#### [The problem]
Copy all lines of the listing that include the string "nthe".

#### [Provided data]
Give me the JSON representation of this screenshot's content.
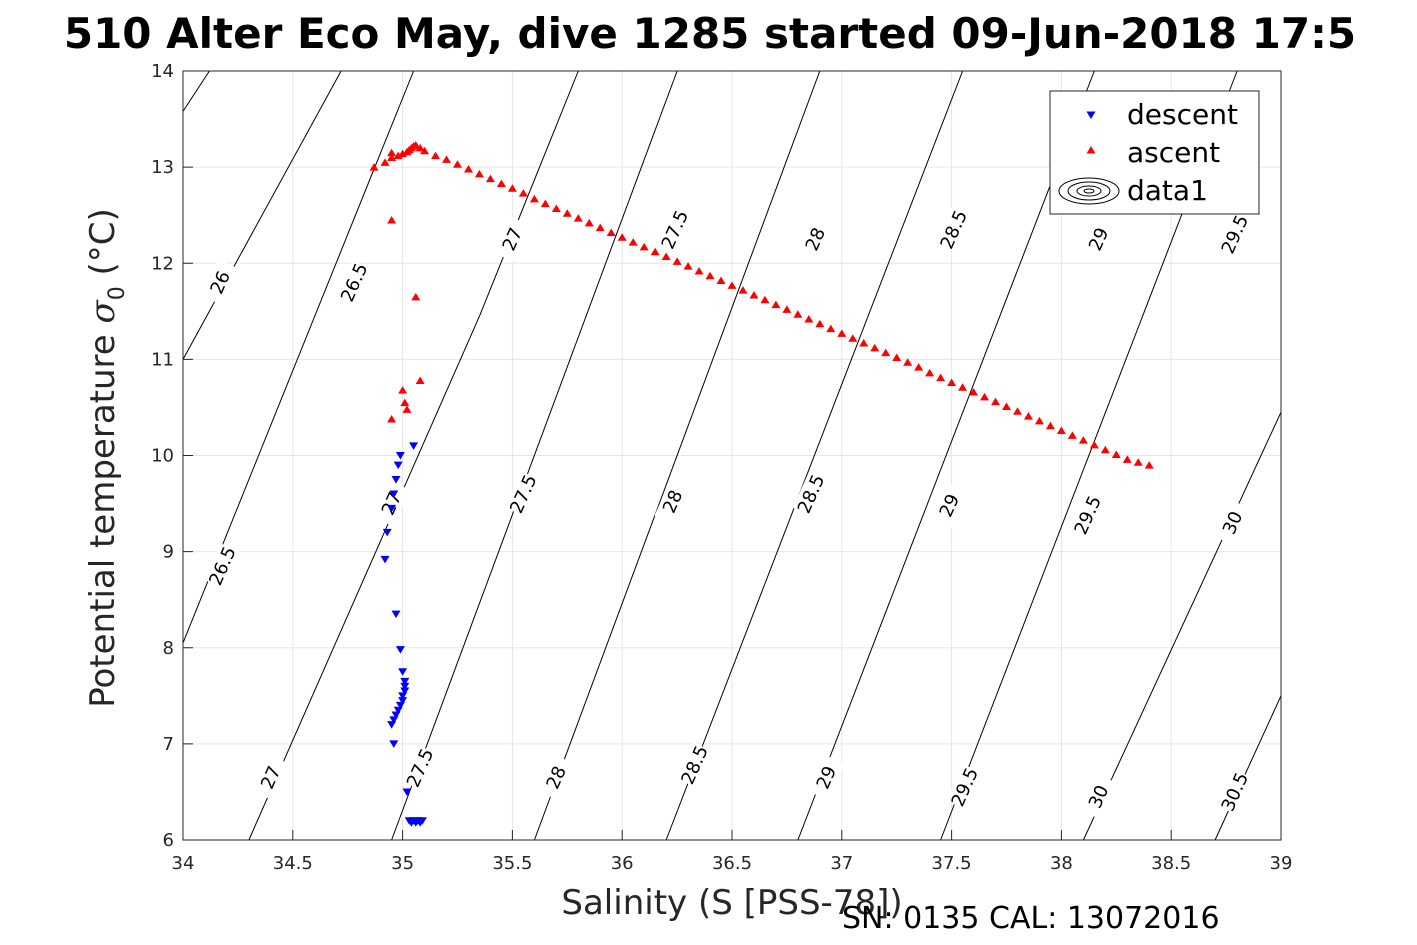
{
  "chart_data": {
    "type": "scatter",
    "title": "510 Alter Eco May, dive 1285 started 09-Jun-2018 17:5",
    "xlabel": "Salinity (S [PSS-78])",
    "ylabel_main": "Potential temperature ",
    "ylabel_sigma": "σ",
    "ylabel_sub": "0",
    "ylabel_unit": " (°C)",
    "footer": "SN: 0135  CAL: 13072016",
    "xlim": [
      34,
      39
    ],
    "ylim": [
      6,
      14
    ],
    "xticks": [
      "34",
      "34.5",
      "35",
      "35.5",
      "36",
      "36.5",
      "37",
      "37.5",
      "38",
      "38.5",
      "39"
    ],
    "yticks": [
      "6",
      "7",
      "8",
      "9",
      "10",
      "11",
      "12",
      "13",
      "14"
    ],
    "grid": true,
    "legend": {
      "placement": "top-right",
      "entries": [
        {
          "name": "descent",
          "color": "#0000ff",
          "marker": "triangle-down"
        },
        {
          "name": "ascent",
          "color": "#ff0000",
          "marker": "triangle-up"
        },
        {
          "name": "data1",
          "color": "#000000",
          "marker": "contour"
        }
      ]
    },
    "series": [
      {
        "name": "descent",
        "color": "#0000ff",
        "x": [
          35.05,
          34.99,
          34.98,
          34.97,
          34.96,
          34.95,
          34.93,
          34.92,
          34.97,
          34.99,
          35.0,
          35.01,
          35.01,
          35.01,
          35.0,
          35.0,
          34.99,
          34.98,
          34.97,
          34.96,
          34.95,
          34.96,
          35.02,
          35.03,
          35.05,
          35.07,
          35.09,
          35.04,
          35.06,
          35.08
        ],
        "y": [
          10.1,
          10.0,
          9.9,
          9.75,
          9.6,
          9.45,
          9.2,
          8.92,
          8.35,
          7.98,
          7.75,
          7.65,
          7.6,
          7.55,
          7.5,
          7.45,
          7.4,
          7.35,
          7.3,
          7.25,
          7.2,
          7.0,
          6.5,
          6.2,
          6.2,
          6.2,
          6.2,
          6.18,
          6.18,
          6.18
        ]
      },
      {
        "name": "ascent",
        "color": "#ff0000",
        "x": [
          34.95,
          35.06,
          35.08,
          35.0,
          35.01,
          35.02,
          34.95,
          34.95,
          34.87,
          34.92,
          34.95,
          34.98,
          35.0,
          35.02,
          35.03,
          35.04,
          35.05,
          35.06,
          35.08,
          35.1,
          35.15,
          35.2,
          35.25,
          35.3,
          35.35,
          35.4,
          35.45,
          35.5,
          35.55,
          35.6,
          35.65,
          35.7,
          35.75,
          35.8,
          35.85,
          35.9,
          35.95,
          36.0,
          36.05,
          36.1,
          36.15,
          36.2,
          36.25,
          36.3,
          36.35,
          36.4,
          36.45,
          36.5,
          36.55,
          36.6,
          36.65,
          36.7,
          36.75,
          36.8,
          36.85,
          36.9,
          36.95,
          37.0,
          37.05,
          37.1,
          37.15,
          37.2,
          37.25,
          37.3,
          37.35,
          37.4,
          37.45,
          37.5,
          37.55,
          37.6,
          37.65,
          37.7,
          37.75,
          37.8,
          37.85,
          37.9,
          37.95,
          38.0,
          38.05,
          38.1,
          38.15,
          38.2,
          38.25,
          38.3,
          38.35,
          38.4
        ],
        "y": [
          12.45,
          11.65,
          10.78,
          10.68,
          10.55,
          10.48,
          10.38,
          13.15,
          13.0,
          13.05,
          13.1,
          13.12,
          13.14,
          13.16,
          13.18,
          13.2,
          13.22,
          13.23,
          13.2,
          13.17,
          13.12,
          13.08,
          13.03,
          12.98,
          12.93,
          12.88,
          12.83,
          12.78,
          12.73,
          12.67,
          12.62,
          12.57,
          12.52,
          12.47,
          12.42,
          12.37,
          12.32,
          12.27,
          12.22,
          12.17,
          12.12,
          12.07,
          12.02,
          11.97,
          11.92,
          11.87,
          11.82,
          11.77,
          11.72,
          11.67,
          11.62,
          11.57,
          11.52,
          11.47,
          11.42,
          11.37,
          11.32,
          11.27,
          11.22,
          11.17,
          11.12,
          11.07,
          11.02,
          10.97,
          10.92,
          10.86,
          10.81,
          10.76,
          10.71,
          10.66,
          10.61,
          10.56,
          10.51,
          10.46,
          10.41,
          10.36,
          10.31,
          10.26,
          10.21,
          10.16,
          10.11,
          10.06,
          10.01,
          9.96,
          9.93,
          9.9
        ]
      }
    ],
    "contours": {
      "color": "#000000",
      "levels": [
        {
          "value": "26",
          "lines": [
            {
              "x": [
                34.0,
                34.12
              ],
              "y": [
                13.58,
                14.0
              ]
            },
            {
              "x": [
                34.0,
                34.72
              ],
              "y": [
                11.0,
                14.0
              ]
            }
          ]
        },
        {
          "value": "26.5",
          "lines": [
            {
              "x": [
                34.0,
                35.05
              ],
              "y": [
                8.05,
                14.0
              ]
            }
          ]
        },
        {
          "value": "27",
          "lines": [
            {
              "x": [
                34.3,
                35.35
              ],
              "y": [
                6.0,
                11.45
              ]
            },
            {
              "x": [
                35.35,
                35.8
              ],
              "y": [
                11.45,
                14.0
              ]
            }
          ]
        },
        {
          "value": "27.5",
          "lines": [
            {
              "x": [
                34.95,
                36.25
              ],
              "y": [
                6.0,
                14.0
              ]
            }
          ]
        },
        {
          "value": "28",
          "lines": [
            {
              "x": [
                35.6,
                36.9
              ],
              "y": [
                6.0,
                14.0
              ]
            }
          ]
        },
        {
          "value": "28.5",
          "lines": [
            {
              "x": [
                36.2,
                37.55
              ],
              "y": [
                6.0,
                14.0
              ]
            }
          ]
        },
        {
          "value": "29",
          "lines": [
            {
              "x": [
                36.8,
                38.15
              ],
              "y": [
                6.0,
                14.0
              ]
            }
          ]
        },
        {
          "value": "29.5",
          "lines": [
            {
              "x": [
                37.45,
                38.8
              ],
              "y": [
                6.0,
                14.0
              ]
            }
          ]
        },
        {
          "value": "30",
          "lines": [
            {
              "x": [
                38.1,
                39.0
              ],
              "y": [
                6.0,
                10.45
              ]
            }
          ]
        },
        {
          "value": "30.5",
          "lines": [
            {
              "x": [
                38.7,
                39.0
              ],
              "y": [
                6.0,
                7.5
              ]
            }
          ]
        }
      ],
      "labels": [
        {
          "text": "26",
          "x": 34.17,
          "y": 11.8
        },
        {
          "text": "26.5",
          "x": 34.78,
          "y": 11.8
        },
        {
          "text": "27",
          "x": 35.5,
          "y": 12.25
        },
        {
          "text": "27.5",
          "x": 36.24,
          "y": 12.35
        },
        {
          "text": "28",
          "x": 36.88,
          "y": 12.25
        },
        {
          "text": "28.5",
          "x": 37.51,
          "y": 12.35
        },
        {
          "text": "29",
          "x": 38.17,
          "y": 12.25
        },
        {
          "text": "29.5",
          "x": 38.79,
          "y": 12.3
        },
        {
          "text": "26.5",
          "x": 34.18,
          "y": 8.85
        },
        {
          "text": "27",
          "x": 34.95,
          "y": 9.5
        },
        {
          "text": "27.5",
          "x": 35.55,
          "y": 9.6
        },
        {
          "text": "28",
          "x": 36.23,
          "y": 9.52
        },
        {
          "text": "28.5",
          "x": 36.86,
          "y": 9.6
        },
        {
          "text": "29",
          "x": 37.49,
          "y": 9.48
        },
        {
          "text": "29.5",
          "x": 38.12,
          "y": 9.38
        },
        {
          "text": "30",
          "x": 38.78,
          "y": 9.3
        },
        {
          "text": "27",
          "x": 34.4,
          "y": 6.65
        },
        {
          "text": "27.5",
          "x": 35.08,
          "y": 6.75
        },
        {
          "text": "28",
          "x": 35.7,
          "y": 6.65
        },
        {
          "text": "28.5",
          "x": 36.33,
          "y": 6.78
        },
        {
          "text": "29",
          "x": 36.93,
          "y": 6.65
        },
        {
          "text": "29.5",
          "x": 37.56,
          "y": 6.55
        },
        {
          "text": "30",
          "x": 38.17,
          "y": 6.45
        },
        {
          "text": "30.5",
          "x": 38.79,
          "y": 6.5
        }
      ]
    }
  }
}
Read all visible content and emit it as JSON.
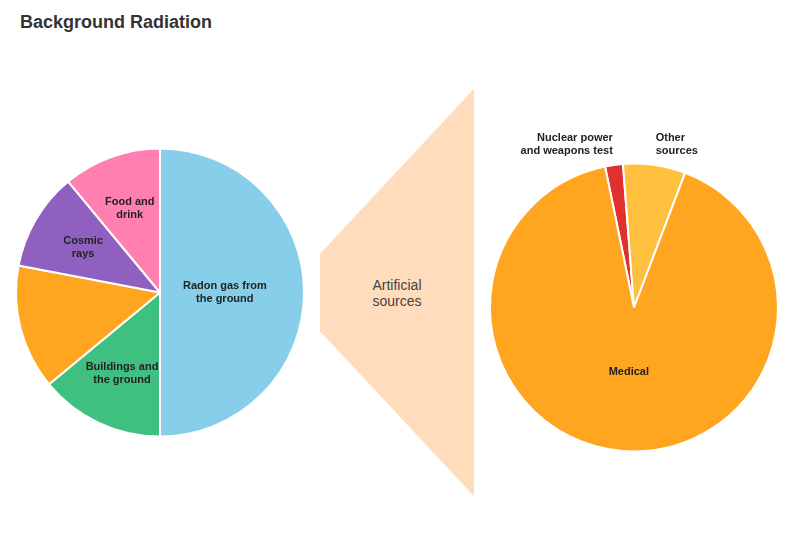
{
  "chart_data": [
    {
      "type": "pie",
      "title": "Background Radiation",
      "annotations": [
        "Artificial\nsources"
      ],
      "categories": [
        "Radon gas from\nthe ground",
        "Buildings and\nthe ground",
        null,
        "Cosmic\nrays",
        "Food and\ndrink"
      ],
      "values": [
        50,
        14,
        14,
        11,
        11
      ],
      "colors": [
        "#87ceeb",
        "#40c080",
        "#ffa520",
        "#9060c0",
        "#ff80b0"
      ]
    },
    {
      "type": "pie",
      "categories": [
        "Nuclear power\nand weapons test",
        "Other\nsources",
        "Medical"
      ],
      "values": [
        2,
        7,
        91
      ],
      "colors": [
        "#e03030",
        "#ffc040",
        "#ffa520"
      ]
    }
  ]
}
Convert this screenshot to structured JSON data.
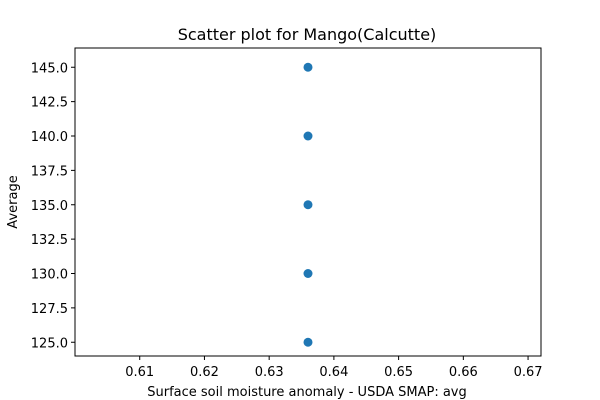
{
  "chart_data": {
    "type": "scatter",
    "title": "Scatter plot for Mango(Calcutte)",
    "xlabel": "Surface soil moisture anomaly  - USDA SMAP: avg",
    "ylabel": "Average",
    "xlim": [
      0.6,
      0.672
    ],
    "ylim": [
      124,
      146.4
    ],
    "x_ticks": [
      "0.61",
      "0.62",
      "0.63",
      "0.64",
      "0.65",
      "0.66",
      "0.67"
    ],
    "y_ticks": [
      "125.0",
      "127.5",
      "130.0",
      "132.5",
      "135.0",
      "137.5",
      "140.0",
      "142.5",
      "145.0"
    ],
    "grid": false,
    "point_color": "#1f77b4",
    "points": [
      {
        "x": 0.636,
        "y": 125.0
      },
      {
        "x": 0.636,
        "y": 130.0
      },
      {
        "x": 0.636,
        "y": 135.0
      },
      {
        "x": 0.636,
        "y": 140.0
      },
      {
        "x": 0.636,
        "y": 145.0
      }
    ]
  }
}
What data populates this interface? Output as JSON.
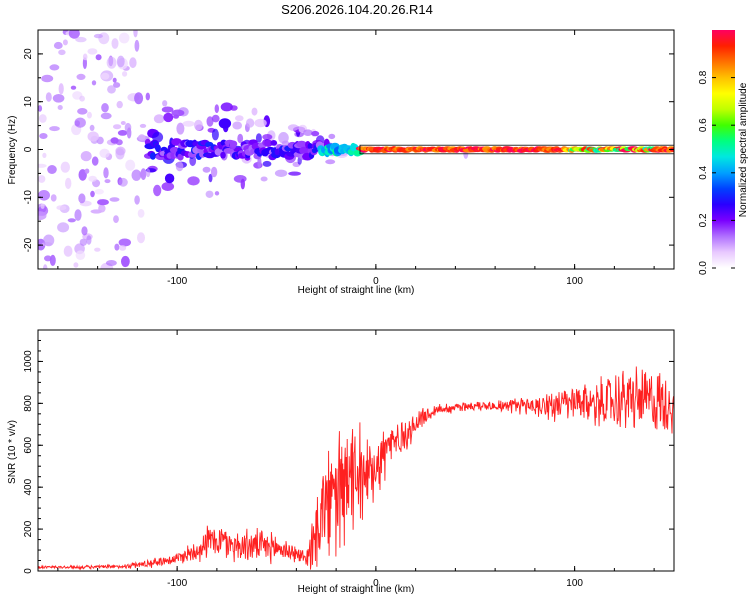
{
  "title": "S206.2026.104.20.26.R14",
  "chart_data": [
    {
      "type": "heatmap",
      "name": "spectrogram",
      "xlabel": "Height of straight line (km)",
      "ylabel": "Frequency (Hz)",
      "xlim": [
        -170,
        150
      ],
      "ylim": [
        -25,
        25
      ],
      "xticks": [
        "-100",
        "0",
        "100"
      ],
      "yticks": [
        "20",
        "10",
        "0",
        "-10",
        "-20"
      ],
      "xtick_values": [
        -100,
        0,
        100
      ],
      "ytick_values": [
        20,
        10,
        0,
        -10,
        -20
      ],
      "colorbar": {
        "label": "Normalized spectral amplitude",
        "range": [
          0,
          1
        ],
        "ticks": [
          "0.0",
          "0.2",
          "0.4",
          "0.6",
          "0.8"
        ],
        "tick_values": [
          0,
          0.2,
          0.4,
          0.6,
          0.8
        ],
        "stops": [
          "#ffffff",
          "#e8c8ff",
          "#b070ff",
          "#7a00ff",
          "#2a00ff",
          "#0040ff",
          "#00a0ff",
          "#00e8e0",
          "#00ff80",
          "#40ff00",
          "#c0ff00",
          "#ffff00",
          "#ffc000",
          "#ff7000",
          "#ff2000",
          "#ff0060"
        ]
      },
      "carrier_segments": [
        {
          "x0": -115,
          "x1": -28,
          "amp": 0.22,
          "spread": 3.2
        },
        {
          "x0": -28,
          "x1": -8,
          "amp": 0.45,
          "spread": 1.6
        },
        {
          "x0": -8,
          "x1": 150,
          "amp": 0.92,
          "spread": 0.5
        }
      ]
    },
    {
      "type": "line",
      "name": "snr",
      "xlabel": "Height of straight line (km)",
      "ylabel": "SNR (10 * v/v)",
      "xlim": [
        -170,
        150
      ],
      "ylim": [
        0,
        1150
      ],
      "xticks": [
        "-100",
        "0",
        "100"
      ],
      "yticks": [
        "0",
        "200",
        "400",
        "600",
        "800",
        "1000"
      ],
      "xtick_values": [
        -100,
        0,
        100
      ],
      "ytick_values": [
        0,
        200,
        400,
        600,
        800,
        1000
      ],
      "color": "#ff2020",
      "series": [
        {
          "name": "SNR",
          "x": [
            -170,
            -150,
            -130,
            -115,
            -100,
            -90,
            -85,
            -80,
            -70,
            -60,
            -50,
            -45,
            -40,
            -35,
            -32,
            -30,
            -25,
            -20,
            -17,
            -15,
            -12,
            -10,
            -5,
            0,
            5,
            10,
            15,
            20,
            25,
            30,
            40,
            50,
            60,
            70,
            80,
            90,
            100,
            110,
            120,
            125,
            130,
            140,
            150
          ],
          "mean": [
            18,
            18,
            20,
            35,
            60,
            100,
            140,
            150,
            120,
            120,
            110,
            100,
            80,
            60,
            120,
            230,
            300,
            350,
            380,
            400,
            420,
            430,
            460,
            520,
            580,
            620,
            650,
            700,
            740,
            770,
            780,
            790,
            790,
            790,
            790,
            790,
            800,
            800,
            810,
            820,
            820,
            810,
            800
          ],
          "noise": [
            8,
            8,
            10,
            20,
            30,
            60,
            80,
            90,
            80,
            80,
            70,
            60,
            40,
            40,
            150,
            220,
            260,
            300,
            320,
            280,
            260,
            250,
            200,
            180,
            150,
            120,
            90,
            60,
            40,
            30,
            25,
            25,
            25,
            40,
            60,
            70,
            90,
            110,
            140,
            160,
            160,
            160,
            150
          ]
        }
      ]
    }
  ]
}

#### [Complete response]
        "Radon gas from\nthe ground",
        "Buildings and\nthe ground",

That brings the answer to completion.